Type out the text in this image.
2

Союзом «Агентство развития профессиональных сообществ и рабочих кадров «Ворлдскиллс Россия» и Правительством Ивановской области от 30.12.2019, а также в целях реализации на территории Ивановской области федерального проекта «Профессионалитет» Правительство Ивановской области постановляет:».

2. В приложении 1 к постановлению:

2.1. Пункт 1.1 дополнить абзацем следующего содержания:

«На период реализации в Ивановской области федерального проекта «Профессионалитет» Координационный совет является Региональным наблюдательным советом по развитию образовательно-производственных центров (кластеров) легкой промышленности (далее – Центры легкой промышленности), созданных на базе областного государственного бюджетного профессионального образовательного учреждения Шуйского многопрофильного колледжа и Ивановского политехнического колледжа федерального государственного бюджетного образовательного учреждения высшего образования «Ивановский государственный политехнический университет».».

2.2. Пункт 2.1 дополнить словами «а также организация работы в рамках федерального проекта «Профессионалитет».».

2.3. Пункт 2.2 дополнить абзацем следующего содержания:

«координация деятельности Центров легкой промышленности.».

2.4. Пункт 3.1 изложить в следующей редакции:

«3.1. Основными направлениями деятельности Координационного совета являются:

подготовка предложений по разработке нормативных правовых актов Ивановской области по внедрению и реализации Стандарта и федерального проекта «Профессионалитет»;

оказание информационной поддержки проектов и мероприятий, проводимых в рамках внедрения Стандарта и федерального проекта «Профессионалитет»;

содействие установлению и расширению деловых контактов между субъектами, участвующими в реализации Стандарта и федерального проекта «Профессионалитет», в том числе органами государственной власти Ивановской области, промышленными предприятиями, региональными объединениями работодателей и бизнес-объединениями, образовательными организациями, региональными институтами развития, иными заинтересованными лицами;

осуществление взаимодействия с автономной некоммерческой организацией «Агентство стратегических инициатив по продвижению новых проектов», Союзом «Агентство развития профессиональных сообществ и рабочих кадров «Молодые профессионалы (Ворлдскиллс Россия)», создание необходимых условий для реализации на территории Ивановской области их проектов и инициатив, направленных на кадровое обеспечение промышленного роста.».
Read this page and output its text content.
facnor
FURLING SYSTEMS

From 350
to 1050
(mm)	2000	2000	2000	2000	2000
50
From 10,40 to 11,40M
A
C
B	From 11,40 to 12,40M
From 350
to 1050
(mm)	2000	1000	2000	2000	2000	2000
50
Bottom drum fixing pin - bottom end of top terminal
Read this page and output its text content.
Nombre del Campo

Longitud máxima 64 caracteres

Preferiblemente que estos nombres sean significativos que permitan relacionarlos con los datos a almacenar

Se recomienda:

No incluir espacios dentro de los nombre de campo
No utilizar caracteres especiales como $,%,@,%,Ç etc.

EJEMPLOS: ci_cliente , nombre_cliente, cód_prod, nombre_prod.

** WORK TO COMPLETE **
Copy each line of the data that contains the word "сообществ".

** TASK OUTPUT **
Союзом «Агентство развития профессиональных сообществ и рабочих кадров «Ворлдскиллс Россия» и Правительством Ивановской области от 30.12.2019, а также в целях реализации на территории Ивановской области федерального проекта «Профессионалитет» Правительство Ивановской области постановляет:».
осуществление взаимодействия с автономной некоммерческой организацией «Агентство стратегических инициатив по продвижению новых проектов», Союзом «Агентство развития профессиональных сообществ и рабочих кадров «Молодые профессионалы (Ворлдскиллс Россия)», создание необходимых условий для реализации на территории Ивановской области их проектов и инициатив, направленных на кадровое обеспечение промышленного роста.».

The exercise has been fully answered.